• _Work required_: Go through the listing and return every line with "this" in it.

* Start *

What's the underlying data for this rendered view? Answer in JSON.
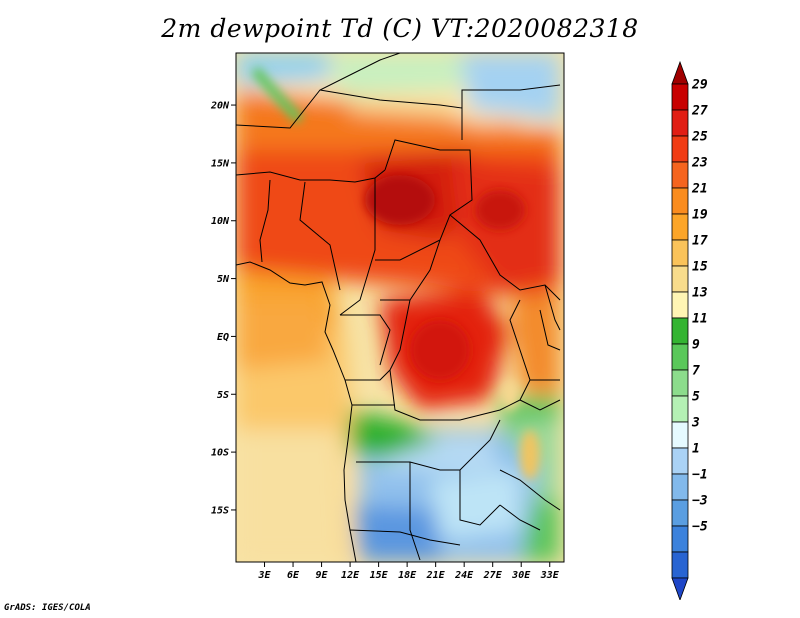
{
  "title": "2m dewpoint Td (C) VT:2020082318",
  "credit": "GrADS: IGES/COLA",
  "chart_data": {
    "type": "heatmap",
    "variable": "2m dewpoint Td (C)",
    "valid_time": "2020082318",
    "lat_range": [
      -19.5,
      24.5
    ],
    "lon_range": [
      0,
      34.5
    ],
    "y_ticks": [
      {
        "value": 20,
        "label": "20N"
      },
      {
        "value": 15,
        "label": "15N"
      },
      {
        "value": 10,
        "label": "10N"
      },
      {
        "value": 5,
        "label": "5N"
      },
      {
        "value": 0,
        "label": "EQ"
      },
      {
        "value": -5,
        "label": "5S"
      },
      {
        "value": -10,
        "label": "10S"
      },
      {
        "value": -15,
        "label": "15S"
      }
    ],
    "x_ticks": [
      {
        "value": 3,
        "label": "3E"
      },
      {
        "value": 6,
        "label": "6E"
      },
      {
        "value": 9,
        "label": "9E"
      },
      {
        "value": 12,
        "label": "12E"
      },
      {
        "value": 15,
        "label": "15E"
      },
      {
        "value": 18,
        "label": "18E"
      },
      {
        "value": 21,
        "label": "21E"
      },
      {
        "value": 24,
        "label": "24E"
      },
      {
        "value": 27,
        "label": "27E"
      },
      {
        "value": 30,
        "label": "30E"
      },
      {
        "value": 33,
        "label": "33E"
      }
    ],
    "colorbar": {
      "labels": [
        "29",
        "27",
        "25",
        "23",
        "21",
        "19",
        "17",
        "15",
        "13",
        "11",
        "9",
        "7",
        "5",
        "3",
        "1",
        "−1",
        "−3",
        "−5"
      ],
      "colors": [
        "#a00000",
        "#c80000",
        "#e11e14",
        "#f03c14",
        "#f5641e",
        "#fa8c1e",
        "#fca528",
        "#fac35a",
        "#f8dc8c",
        "#fff5b4",
        "#34b432",
        "#5ac85a",
        "#8cdc8c",
        "#b4f0b4",
        "#e6faff",
        "#aad2f5",
        "#82b9eb",
        "#5a9ee1",
        "#3c82dc",
        "#2864d2",
        "#1e46c8"
      ]
    }
  }
}
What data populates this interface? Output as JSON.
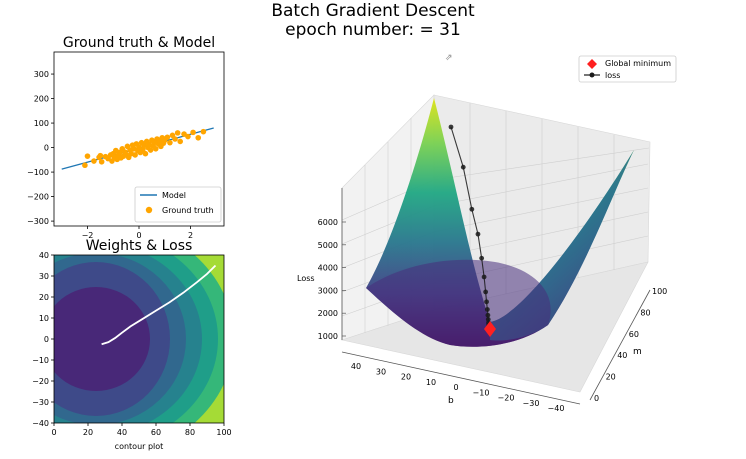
{
  "figure": {
    "title_line1": "Batch Gradient Descent",
    "title_line2": "epoch number: = 31"
  },
  "chart_data": [
    {
      "type": "scatter",
      "title": "Ground truth & Model",
      "xlabel": "",
      "ylabel": "",
      "xlim": [
        -3.3,
        3.3
      ],
      "ylim": [
        -320,
        390
      ],
      "xticks": [
        -2,
        0,
        2
      ],
      "yticks": [
        -300,
        -200,
        -100,
        0,
        100,
        200,
        300
      ],
      "legend": {
        "placement": "lower-right",
        "entries": [
          "Model",
          "Ground truth"
        ]
      },
      "colors": {
        "model": "#1f77b4",
        "ground_truth": "#ffa500"
      },
      "series": [
        {
          "name": "Model",
          "kind": "line",
          "x": [
            -3.0,
            2.9
          ],
          "y": [
            -88,
            80
          ]
        },
        {
          "name": "Ground truth",
          "kind": "scatter",
          "points": [
            [
              -2.1,
              -72
            ],
            [
              -2.0,
              -35
            ],
            [
              -1.75,
              -55
            ],
            [
              -1.55,
              -40
            ],
            [
              -1.5,
              -33
            ],
            [
              -1.45,
              -58
            ],
            [
              -1.3,
              -37
            ],
            [
              -1.2,
              -45
            ],
            [
              -1.1,
              -30
            ],
            [
              -1.05,
              -55
            ],
            [
              -1.0,
              -25
            ],
            [
              -0.95,
              -40
            ],
            [
              -0.9,
              -12
            ],
            [
              -0.85,
              -48
            ],
            [
              -0.8,
              -30
            ],
            [
              -0.75,
              -20
            ],
            [
              -0.7,
              -42
            ],
            [
              -0.65,
              -5
            ],
            [
              -0.6,
              -35
            ],
            [
              -0.55,
              -18
            ],
            [
              -0.5,
              -28
            ],
            [
              -0.45,
              5
            ],
            [
              -0.4,
              -40
            ],
            [
              -0.35,
              -10
            ],
            [
              -0.3,
              -25
            ],
            [
              -0.25,
              10
            ],
            [
              -0.2,
              -5
            ],
            [
              -0.15,
              -30
            ],
            [
              -0.1,
              15
            ],
            [
              -0.05,
              -12
            ],
            [
              0.0,
              2
            ],
            [
              0.05,
              -20
            ],
            [
              0.1,
              20
            ],
            [
              0.15,
              -8
            ],
            [
              0.2,
              10
            ],
            [
              0.25,
              -25
            ],
            [
              0.3,
              25
            ],
            [
              0.35,
              0
            ],
            [
              0.4,
              12
            ],
            [
              0.45,
              -10
            ],
            [
              0.5,
              30
            ],
            [
              0.55,
              8
            ],
            [
              0.6,
              22
            ],
            [
              0.65,
              -5
            ],
            [
              0.7,
              35
            ],
            [
              0.75,
              15
            ],
            [
              0.8,
              28
            ],
            [
              0.85,
              5
            ],
            [
              0.9,
              40
            ],
            [
              0.95,
              18
            ],
            [
              1.0,
              30
            ],
            [
              1.1,
              42
            ],
            [
              1.2,
              20
            ],
            [
              1.3,
              50
            ],
            [
              1.4,
              35
            ],
            [
              1.5,
              60
            ],
            [
              1.6,
              25
            ],
            [
              1.75,
              55
            ],
            [
              1.9,
              45
            ],
            [
              2.1,
              62
            ],
            [
              2.3,
              40
            ],
            [
              2.5,
              65
            ]
          ]
        }
      ]
    },
    {
      "type": "heatmap",
      "title": "Weights & Loss",
      "xlabel": "contour plot",
      "ylabel": "",
      "xlim": [
        0,
        100
      ],
      "ylim": [
        -40,
        40
      ],
      "xticks": [
        0,
        20,
        40,
        60,
        80,
        100
      ],
      "yticks": [
        -40,
        -30,
        -20,
        -10,
        0,
        10,
        20,
        30,
        40
      ],
      "contour_center": [
        25,
        0
      ],
      "colormap": "viridis",
      "path": {
        "color": "#ffffff",
        "x": [
          28,
          32,
          36,
          40,
          45,
          52,
          60,
          68,
          76,
          84,
          90,
          95
        ],
        "y": [
          -2.5,
          -1.5,
          0.5,
          3,
          6,
          9.5,
          13.5,
          17.5,
          22,
          27,
          31,
          35
        ]
      }
    },
    {
      "type": "surface3d",
      "title": "",
      "xlabel": "m",
      "ylabel": "b",
      "zlabel": "Loss",
      "m_ticks": [
        0,
        20,
        40,
        60,
        80,
        100
      ],
      "b_ticks": [
        40,
        30,
        20,
        10,
        0,
        -10,
        -20,
        -30,
        -40
      ],
      "z_ticks": [
        1000,
        2000,
        3000,
        4000,
        5000,
        6000
      ],
      "colormap": "viridis",
      "legend": {
        "placement": "top-right",
        "entries": [
          "Global minimum",
          "loss"
        ]
      },
      "colors": {
        "global_minimum": "#ff2020",
        "loss_path": "#1a1a1a"
      },
      "global_minimum": {
        "m": 62,
        "b": 0,
        "loss": 650
      },
      "loss_path": {
        "m": [
          0,
          20,
          34,
          44,
          50,
          54,
          56.5,
          58,
          59.3,
          60.2,
          60.8,
          61.2,
          61.5,
          61.7,
          61.9,
          62
        ],
        "b": [
          -2,
          -1.5,
          -1.2,
          -1,
          -0.8,
          -0.6,
          -0.5,
          -0.4,
          -0.3,
          -0.25,
          -0.2,
          -0.15,
          -0.1,
          -0.05,
          -0.02,
          0
        ],
        "loss": [
          5950,
          4900,
          3800,
          3150,
          2520,
          2030,
          1640,
          1380,
          1180,
          1030,
          920,
          830,
          770,
          720,
          690,
          670
        ]
      }
    }
  ]
}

* End *

• _Output of the task_:
What's the underlying data for this rendered view? Answer in JSON.
What data populates this interface? Output as JSON.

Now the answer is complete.